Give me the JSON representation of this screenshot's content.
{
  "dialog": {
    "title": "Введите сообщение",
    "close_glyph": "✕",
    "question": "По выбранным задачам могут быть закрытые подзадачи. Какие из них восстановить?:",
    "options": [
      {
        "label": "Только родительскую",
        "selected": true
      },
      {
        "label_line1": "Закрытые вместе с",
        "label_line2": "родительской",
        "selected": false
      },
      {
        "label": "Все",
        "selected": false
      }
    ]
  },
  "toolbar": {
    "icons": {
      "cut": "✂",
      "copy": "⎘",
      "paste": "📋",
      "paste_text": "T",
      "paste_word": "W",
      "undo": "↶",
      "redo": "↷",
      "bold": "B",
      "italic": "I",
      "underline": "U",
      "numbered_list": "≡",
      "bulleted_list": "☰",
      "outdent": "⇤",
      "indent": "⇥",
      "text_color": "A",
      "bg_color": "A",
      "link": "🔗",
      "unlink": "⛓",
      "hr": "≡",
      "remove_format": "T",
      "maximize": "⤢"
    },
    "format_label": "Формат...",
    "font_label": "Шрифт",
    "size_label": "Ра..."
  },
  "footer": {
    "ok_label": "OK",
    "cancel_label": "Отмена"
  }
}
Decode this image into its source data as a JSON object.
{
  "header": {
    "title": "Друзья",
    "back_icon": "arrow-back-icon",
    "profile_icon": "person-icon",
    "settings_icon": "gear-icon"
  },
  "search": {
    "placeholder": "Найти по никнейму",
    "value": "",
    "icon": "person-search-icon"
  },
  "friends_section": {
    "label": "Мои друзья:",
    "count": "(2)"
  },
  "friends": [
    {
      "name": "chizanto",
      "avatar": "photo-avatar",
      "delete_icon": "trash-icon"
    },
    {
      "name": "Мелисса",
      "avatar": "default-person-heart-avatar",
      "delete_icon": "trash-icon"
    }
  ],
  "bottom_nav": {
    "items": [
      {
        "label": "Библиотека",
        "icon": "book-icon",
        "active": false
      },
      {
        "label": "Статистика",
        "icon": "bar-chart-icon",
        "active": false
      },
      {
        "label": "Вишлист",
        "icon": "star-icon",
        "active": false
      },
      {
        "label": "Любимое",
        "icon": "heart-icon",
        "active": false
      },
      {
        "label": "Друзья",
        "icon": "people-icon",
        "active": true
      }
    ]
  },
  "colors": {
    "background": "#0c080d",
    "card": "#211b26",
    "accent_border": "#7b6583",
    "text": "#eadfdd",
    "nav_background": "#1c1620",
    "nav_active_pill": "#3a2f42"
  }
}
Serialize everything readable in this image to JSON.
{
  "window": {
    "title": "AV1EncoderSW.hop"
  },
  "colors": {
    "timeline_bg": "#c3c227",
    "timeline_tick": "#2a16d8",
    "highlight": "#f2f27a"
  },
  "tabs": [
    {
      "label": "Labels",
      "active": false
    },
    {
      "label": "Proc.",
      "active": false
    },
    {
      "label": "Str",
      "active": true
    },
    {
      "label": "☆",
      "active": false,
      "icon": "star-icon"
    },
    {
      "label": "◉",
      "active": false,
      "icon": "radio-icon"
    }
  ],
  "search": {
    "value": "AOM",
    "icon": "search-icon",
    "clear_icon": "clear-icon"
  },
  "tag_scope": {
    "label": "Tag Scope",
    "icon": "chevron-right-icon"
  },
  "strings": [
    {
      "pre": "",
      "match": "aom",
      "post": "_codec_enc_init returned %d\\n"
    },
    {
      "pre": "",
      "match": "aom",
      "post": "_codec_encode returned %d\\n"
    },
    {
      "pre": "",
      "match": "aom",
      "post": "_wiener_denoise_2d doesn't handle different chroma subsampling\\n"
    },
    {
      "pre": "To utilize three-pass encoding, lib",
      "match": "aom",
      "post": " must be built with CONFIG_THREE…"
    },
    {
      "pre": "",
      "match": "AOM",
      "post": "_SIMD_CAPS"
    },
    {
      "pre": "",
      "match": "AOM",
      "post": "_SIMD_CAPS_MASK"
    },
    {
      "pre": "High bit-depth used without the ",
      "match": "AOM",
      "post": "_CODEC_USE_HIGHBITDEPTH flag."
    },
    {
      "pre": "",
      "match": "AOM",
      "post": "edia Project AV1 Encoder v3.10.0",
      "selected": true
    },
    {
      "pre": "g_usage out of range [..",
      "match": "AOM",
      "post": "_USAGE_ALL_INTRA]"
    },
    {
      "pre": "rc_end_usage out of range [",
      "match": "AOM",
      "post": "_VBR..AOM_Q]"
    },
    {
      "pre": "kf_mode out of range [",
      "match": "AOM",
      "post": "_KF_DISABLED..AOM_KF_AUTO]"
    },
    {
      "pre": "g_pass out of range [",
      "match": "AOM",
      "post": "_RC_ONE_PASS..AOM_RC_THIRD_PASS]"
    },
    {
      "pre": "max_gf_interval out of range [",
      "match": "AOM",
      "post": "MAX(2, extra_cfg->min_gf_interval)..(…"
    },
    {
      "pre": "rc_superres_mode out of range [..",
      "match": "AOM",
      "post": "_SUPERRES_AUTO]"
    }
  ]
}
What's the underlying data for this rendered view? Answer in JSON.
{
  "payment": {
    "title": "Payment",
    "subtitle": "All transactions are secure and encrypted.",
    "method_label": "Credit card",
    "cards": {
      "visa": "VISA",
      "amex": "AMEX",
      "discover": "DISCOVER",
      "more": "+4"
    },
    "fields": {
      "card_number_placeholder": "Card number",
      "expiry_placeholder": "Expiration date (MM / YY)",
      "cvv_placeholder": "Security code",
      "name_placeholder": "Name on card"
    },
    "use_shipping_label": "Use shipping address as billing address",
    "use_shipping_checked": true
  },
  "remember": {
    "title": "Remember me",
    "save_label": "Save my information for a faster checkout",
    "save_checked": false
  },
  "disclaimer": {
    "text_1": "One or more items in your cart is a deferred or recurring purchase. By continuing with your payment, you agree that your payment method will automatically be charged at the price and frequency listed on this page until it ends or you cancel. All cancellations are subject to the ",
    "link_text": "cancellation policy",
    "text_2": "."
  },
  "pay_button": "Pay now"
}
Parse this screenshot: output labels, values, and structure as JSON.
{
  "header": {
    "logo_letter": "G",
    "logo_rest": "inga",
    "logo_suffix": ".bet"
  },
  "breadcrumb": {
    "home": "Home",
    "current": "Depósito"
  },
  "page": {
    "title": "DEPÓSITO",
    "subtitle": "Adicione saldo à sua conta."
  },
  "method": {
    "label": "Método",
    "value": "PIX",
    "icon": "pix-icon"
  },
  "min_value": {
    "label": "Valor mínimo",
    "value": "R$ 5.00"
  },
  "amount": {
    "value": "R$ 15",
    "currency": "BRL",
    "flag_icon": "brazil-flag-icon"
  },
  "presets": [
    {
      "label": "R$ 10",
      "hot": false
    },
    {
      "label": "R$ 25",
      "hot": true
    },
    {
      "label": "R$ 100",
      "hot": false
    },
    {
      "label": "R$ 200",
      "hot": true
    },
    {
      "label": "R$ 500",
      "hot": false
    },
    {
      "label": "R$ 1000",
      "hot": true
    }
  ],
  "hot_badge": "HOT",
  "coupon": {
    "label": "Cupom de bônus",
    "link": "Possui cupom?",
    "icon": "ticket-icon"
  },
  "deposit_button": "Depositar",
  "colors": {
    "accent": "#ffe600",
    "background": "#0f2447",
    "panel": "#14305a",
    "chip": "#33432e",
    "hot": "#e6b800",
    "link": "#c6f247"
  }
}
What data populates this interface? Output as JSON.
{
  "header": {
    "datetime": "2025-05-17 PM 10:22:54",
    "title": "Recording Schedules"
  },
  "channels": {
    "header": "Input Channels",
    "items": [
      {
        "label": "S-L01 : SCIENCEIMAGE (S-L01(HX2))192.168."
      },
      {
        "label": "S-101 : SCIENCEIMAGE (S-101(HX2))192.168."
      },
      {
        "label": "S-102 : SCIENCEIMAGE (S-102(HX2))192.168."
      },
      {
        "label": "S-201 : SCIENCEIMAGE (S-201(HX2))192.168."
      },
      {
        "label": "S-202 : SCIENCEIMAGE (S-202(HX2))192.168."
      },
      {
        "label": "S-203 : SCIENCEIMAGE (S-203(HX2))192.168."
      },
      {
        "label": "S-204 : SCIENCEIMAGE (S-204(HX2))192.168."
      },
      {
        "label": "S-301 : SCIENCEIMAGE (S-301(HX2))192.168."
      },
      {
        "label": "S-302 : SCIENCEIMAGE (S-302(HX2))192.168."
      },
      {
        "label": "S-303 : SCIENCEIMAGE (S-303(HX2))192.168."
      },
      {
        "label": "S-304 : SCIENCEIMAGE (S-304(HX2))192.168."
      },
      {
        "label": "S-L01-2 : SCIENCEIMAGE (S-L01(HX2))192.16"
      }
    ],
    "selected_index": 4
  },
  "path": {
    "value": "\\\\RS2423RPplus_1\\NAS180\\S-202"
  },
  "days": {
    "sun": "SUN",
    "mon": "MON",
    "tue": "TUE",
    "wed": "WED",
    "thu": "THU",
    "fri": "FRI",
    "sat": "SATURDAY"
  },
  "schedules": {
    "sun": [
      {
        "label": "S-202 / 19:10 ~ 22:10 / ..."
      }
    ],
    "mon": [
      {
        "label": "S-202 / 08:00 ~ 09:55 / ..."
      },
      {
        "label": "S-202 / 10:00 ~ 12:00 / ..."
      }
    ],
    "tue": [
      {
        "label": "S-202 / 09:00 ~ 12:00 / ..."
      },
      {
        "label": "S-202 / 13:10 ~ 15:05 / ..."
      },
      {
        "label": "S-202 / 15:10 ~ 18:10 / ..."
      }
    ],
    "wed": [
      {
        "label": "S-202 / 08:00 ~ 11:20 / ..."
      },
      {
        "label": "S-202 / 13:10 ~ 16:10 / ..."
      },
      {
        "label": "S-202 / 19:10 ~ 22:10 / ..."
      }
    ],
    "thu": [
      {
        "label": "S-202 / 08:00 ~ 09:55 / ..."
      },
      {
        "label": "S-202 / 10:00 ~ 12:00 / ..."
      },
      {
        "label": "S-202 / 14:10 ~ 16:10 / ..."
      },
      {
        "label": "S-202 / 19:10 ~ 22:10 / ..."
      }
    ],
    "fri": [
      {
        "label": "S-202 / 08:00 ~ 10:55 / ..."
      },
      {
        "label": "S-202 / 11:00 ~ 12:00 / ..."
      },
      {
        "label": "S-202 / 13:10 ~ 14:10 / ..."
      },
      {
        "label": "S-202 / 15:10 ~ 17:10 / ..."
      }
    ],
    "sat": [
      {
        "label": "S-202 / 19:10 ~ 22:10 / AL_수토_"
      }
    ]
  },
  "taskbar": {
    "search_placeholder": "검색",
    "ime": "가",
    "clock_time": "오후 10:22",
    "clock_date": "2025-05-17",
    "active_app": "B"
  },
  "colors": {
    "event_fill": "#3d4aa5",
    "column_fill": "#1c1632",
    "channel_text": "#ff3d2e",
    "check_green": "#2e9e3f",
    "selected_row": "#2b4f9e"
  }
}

* * *

> STATED PROBLEM
Give the number of lines in the listing above that hold the string "JSON", with nothing else.

> RESULT OF THIS EXERCISE
6